WHAT YOU ARE ASKED TO DO
Identify all lines in the listing that include the word "from", and copy them out.

ENTRIES SHOWN
>>>>

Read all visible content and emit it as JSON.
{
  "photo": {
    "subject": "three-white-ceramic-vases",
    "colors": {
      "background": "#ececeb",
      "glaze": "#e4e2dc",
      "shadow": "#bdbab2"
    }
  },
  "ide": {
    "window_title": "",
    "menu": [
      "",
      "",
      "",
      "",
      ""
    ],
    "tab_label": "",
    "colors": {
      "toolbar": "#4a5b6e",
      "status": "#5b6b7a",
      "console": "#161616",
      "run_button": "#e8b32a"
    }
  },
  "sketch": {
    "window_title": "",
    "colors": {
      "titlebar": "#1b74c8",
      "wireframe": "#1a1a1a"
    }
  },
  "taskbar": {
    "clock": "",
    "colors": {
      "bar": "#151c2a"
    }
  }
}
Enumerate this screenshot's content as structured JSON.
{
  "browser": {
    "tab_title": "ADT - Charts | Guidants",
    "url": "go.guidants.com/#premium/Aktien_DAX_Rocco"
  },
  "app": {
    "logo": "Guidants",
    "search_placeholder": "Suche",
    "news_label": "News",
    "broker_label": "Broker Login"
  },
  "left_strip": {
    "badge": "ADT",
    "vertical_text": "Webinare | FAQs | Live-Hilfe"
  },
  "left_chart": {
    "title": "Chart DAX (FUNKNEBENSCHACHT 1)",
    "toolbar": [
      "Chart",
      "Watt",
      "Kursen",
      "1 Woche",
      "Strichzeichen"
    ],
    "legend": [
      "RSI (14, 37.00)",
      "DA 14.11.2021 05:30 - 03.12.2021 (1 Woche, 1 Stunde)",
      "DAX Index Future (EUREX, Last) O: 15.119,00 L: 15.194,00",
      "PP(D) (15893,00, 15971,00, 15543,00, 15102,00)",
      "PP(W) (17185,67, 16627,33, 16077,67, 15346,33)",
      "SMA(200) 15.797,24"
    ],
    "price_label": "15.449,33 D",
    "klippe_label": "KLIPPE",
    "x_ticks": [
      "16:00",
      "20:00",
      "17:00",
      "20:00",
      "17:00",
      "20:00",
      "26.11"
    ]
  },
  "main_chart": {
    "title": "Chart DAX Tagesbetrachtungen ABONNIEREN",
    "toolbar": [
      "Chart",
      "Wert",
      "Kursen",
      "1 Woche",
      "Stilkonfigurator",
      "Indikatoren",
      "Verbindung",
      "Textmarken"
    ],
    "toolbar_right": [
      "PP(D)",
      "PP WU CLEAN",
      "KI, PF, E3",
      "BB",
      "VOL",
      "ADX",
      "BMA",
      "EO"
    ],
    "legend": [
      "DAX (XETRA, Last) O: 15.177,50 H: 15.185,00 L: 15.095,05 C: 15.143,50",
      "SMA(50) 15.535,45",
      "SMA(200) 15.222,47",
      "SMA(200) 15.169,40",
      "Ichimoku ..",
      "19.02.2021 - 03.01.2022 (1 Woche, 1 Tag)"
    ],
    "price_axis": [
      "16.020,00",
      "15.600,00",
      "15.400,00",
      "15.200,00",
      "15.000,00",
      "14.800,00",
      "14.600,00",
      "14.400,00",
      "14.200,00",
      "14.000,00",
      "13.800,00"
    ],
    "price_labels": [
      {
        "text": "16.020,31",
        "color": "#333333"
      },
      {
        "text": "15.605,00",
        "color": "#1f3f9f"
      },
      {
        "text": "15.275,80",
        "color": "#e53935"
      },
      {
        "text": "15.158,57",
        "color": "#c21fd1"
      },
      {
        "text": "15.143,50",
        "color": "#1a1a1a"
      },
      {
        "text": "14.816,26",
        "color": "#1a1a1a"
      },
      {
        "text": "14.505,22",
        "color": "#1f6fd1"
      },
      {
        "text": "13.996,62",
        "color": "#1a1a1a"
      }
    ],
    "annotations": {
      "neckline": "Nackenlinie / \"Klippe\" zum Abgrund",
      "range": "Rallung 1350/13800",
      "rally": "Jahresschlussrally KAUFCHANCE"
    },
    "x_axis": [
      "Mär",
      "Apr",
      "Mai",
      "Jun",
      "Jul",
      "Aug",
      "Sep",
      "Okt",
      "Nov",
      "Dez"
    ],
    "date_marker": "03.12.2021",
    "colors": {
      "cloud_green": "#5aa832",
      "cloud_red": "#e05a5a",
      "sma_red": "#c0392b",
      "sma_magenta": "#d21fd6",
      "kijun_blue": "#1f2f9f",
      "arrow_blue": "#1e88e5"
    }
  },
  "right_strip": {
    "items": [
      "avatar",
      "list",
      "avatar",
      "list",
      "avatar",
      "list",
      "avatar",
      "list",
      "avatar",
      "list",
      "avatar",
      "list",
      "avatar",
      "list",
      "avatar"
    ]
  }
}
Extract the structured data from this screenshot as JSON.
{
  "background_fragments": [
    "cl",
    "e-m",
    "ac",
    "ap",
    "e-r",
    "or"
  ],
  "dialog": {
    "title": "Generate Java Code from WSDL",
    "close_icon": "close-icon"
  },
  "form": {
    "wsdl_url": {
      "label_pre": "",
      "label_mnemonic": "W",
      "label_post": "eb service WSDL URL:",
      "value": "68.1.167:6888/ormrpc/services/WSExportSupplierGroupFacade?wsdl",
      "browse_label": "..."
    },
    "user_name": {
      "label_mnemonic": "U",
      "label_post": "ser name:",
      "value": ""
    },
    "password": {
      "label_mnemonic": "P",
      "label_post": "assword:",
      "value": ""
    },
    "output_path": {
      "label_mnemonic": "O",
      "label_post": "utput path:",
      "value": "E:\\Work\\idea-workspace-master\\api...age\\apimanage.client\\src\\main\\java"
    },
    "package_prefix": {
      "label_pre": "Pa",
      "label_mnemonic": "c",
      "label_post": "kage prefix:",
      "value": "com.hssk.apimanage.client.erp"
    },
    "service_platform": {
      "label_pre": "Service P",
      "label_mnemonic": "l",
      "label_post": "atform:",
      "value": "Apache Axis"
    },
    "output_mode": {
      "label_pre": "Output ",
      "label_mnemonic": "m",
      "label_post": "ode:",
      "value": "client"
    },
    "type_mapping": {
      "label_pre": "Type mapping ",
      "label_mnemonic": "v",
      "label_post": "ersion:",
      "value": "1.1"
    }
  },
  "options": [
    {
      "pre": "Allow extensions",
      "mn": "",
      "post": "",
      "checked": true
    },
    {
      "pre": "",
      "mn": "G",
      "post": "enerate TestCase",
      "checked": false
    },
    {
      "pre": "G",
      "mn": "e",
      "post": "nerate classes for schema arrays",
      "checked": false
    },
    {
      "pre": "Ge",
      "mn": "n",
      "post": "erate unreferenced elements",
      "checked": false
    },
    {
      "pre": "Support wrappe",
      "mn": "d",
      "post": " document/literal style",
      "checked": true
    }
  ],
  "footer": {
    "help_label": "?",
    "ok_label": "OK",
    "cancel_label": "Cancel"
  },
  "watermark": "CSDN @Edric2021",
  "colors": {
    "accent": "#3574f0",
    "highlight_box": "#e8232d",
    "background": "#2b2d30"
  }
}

<<<<

FULL OUTPUT
Extract the structured data from this screenshot as JSON.
    "title": "Generate Java Code from WSDL",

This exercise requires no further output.